# REQUEST
Look through the data below. Pick out the lines holding the string "Yield".

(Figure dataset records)
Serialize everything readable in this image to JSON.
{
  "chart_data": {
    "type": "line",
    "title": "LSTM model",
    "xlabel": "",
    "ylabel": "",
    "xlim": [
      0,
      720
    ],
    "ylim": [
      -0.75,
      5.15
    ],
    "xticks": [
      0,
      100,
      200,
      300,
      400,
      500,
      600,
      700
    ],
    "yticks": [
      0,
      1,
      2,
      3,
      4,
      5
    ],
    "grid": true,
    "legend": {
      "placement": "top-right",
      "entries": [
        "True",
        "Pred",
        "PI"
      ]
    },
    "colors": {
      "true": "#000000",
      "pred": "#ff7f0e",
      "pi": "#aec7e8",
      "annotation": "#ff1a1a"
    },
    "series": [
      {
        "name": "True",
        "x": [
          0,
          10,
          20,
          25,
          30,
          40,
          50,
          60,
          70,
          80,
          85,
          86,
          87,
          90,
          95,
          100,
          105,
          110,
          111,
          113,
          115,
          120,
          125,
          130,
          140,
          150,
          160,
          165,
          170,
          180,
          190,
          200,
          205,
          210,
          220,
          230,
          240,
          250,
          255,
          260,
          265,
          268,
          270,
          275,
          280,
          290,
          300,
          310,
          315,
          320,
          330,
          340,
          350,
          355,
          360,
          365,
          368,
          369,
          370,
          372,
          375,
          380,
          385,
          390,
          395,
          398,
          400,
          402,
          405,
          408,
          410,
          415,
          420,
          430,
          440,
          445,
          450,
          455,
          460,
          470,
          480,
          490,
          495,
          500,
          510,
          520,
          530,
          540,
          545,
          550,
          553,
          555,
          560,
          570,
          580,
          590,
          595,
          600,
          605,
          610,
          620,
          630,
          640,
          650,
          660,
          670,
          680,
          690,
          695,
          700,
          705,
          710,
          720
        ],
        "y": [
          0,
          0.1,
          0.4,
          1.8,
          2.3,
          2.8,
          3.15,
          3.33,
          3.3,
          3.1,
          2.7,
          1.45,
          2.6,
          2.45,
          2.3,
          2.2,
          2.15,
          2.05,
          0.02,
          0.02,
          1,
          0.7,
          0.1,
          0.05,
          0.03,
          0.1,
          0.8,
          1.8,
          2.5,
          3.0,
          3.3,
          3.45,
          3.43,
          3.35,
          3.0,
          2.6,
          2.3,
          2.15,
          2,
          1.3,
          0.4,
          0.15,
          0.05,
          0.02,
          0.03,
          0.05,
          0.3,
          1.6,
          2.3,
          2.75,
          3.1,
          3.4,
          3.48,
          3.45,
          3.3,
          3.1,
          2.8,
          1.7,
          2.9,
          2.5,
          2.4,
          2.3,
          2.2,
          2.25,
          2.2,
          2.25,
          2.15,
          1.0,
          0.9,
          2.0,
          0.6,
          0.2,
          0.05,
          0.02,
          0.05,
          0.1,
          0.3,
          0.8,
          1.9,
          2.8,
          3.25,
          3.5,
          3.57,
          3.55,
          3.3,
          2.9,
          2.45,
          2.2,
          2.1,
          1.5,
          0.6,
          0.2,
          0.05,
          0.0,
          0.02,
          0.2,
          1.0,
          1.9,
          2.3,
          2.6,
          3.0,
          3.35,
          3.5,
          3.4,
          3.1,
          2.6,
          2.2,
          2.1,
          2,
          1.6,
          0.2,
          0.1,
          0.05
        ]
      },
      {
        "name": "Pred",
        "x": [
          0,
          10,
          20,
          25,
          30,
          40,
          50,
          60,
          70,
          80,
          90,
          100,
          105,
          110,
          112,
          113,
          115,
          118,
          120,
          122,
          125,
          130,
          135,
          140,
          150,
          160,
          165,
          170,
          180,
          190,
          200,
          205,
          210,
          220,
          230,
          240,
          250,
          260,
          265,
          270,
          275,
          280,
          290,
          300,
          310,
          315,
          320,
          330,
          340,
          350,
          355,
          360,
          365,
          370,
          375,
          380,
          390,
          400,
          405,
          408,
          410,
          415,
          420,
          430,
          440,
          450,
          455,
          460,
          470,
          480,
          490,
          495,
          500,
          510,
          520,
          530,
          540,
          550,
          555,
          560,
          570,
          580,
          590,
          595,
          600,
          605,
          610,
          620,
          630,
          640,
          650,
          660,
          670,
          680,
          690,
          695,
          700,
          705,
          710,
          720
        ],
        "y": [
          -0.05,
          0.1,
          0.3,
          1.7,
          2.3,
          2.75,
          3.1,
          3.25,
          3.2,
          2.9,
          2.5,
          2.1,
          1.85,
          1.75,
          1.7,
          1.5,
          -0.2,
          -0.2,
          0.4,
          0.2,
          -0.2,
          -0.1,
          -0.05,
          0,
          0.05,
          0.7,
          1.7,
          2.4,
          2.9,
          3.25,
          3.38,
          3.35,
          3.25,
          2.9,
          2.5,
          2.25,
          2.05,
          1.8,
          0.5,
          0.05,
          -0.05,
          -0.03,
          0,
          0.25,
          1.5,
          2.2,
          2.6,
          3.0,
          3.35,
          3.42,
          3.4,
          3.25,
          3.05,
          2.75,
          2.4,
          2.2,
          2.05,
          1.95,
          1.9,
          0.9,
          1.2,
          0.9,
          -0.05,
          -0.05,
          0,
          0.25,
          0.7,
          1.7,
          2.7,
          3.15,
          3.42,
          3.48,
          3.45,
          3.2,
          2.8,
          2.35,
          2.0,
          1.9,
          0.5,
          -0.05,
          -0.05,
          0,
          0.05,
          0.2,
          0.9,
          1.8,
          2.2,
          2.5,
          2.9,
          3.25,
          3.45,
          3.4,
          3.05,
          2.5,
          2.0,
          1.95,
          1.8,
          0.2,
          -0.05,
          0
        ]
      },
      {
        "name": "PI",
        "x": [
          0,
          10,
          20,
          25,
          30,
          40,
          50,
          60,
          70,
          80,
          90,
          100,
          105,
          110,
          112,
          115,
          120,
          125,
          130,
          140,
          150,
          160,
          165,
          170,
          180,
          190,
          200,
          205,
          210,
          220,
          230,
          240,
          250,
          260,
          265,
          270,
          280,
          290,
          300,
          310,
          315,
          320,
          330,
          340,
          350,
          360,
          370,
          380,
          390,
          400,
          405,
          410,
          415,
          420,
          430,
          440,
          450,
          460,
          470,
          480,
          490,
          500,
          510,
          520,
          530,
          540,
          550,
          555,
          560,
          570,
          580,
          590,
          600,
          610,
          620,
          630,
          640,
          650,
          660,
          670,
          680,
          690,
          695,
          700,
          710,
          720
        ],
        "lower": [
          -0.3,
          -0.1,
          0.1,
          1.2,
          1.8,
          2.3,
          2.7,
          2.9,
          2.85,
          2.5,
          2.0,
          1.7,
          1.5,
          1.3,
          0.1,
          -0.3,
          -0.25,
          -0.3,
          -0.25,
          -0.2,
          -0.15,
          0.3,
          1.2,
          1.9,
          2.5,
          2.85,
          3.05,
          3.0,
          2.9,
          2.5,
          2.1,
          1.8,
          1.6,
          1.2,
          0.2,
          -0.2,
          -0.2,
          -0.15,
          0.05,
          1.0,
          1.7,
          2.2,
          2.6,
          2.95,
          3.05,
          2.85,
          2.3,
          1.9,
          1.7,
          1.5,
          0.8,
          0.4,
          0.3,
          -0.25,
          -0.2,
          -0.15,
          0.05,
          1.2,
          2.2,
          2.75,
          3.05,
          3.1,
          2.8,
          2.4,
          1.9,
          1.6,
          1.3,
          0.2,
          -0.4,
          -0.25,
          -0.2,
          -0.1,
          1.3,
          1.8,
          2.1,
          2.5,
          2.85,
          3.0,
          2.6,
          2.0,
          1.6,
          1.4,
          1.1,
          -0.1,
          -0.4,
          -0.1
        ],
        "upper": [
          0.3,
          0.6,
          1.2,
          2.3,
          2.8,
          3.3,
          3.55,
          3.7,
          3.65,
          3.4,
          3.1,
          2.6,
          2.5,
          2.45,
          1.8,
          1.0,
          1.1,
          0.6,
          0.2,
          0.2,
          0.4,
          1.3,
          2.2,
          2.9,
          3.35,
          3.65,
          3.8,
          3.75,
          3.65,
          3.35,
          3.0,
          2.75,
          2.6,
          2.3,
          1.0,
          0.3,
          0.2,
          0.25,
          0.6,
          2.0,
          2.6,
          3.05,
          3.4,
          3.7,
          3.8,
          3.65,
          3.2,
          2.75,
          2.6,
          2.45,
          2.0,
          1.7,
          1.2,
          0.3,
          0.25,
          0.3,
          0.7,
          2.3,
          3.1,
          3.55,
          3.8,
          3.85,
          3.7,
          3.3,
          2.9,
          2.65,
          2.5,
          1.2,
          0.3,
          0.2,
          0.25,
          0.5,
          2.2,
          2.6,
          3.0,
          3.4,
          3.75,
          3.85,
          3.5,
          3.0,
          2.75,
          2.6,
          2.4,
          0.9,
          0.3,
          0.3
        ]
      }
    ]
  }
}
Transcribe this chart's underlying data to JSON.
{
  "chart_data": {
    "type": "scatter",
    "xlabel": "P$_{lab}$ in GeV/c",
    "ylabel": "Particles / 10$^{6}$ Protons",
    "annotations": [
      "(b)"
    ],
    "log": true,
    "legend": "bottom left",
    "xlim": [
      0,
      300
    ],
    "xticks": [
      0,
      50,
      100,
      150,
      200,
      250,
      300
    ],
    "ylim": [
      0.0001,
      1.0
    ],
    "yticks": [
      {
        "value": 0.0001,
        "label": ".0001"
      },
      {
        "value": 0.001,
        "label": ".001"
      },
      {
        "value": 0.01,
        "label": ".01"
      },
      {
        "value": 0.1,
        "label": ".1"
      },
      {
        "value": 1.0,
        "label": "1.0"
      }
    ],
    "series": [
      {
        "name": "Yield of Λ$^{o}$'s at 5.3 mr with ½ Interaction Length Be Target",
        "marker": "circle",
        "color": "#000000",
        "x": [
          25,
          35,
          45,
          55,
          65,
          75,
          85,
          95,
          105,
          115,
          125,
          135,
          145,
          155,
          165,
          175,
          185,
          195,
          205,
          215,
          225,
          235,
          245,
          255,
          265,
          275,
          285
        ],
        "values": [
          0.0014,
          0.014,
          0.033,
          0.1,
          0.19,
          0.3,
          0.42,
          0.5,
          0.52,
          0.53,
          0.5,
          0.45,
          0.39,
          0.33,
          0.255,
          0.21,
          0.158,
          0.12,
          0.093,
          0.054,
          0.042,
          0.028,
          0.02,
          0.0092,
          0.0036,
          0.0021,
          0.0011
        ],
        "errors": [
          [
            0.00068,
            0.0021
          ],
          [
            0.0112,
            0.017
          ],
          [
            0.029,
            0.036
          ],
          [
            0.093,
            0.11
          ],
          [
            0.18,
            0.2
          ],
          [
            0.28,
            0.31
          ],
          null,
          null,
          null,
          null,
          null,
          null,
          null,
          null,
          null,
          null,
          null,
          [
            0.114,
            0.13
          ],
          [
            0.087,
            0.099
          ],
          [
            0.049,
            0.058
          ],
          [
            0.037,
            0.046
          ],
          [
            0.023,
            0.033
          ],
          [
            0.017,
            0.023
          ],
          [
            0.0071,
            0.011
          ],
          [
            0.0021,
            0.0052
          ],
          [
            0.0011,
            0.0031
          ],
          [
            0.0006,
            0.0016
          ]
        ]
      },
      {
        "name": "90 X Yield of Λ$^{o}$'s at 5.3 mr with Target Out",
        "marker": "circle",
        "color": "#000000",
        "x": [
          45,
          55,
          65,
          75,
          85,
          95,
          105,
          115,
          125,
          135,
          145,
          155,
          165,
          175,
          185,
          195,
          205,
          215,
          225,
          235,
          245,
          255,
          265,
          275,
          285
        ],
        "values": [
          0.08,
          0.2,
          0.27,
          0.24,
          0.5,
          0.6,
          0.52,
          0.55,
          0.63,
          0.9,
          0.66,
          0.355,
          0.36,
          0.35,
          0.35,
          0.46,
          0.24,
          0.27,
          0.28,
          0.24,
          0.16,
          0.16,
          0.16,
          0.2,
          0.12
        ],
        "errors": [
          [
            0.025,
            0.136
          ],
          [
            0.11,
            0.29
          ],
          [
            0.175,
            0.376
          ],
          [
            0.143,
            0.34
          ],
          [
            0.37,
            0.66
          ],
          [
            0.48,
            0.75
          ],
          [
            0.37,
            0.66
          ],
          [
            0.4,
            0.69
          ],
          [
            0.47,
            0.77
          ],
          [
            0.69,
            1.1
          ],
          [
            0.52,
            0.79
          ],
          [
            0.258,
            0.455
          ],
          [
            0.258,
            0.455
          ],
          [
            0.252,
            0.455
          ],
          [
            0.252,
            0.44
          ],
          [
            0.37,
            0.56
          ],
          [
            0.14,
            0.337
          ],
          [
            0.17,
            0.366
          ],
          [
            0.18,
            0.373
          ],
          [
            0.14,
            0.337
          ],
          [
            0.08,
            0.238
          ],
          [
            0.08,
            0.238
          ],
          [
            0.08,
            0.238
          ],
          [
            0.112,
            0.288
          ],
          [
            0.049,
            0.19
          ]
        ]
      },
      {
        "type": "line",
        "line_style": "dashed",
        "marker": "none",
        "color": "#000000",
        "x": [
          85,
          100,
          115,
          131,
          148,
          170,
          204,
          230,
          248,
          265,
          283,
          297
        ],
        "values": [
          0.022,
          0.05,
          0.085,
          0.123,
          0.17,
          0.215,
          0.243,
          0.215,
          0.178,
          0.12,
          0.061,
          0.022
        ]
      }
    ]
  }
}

# THE RESULT
        "name": "Yield of Λ$^{o}$'s at 5.3 mr with ½ Interaction Length Be Target",
        "name": "90 X Yield of Λ$^{o}$'s at 5.3 mr with Target Out",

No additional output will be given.